**Exercise**
The entries below are to be transcribed in full, without their images.

**Data tied to figure images**
* start *
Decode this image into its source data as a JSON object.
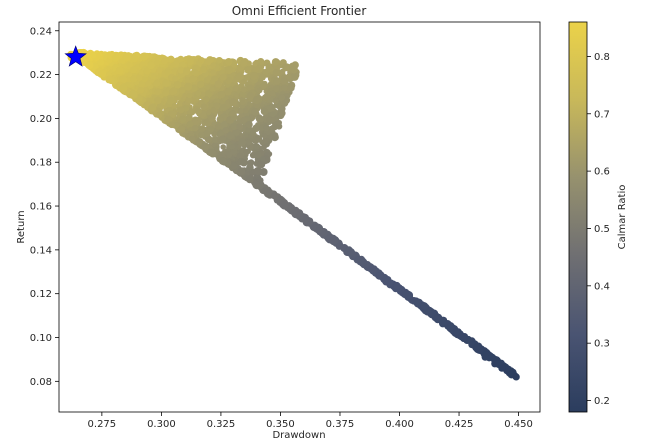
{
  "chart_data": {
    "type": "scatter",
    "title": "Omni Efficient Frontier",
    "xlabel": "Drawdown",
    "ylabel": "Return",
    "xlim": [
      0.257,
      0.459
    ],
    "ylim": [
      0.066,
      0.244
    ],
    "x_ticks": [
      0.275,
      0.3,
      0.325,
      0.35,
      0.375,
      0.4,
      0.425,
      0.45
    ],
    "y_ticks": [
      0.08,
      0.1,
      0.12,
      0.14,
      0.16,
      0.18,
      0.2,
      0.22,
      0.24
    ],
    "x_tick_labels": [
      "0.275",
      "0.300",
      "0.325",
      "0.350",
      "0.375",
      "0.400",
      "0.425",
      "0.450"
    ],
    "y_tick_labels": [
      "0.08",
      "0.10",
      "0.12",
      "0.14",
      "0.16",
      "0.18",
      "0.20",
      "0.22",
      "0.24"
    ],
    "grid": false,
    "colormap": "cividis",
    "colormap_stops": [
      "#2b3d5e",
      "#4a5472",
      "#6f6f72",
      "#96916e",
      "#c8b85a",
      "#ebd249"
    ],
    "colorbar": {
      "label": "Calmar Ratio",
      "range": [
        0.18,
        0.86
      ],
      "ticks": [
        0.2,
        0.3,
        0.4,
        0.5,
        0.6,
        0.7,
        0.8
      ],
      "tick_labels": [
        "0.2",
        "0.3",
        "0.4",
        "0.5",
        "0.6",
        "0.7",
        "0.8"
      ]
    },
    "frontier_line": {
      "x": [
        0.265,
        0.34,
        0.449
      ],
      "y": [
        0.228,
        0.17,
        0.082
      ]
    },
    "cloud_top": {
      "x": [
        0.266,
        0.3,
        0.32,
        0.337,
        0.35,
        0.358
      ],
      "y": [
        0.23,
        0.228,
        0.227,
        0.226,
        0.226,
        0.225
      ]
    },
    "cloud_right": {
      "x": [
        0.358,
        0.352,
        0.346,
        0.341
      ],
      "y": [
        0.225,
        0.205,
        0.185,
        0.168
      ]
    },
    "tail_points": [
      {
        "x": 0.436,
        "y": 0.091
      },
      {
        "x": 0.44,
        "y": 0.088
      },
      {
        "x": 0.443,
        "y": 0.086
      },
      {
        "x": 0.447,
        "y": 0.083
      },
      {
        "x": 0.449,
        "y": 0.082
      }
    ],
    "optimal_point": {
      "x": 0.264,
      "y": 0.228,
      "marker": "star",
      "color": "#0000ff"
    }
  }
}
* end *
**Result**
Decode this image into its source data as a JSON object.
{
  "chart_data": {
    "type": "scatter",
    "title": "Omni Efficient Frontier",
    "xlabel": "Drawdown",
    "ylabel": "Return",
    "xlim": [
      0.257,
      0.459
    ],
    "ylim": [
      0.066,
      0.244
    ],
    "x_ticks": [
      0.275,
      0.3,
      0.325,
      0.35,
      0.375,
      0.4,
      0.425,
      0.45
    ],
    "y_ticks": [
      0.08,
      0.1,
      0.12,
      0.14,
      0.16,
      0.18,
      0.2,
      0.22,
      0.24
    ],
    "x_tick_labels": [
      "0.275",
      "0.300",
      "0.325",
      "0.350",
      "0.375",
      "0.400",
      "0.425",
      "0.450"
    ],
    "y_tick_labels": [
      "0.08",
      "0.10",
      "0.12",
      "0.14",
      "0.16",
      "0.18",
      "0.20",
      "0.22",
      "0.24"
    ],
    "grid": false,
    "colormap": "cividis",
    "colormap_stops": [
      "#2b3d5e",
      "#4a5472",
      "#6f6f72",
      "#96916e",
      "#c8b85a",
      "#ebd249"
    ],
    "colorbar": {
      "label": "Calmar Ratio",
      "range": [
        0.18,
        0.86
      ],
      "ticks": [
        0.2,
        0.3,
        0.4,
        0.5,
        0.6,
        0.7,
        0.8
      ],
      "tick_labels": [
        "0.2",
        "0.3",
        "0.4",
        "0.5",
        "0.6",
        "0.7",
        "0.8"
      ]
    },
    "frontier_line": {
      "x": [
        0.265,
        0.34,
        0.449
      ],
      "y": [
        0.228,
        0.17,
        0.082
      ]
    },
    "cloud_top": {
      "x": [
        0.266,
        0.3,
        0.32,
        0.337,
        0.35,
        0.358
      ],
      "y": [
        0.23,
        0.228,
        0.227,
        0.226,
        0.226,
        0.225
      ]
    },
    "cloud_right": {
      "x": [
        0.358,
        0.352,
        0.346,
        0.341
      ],
      "y": [
        0.225,
        0.205,
        0.185,
        0.168
      ]
    },
    "tail_points": [
      {
        "x": 0.436,
        "y": 0.091
      },
      {
        "x": 0.44,
        "y": 0.088
      },
      {
        "x": 0.443,
        "y": 0.086
      },
      {
        "x": 0.447,
        "y": 0.083
      },
      {
        "x": 0.449,
        "y": 0.082
      }
    ],
    "optimal_point": {
      "x": 0.264,
      "y": 0.228,
      "marker": "star",
      "color": "#0000ff"
    }
  }
}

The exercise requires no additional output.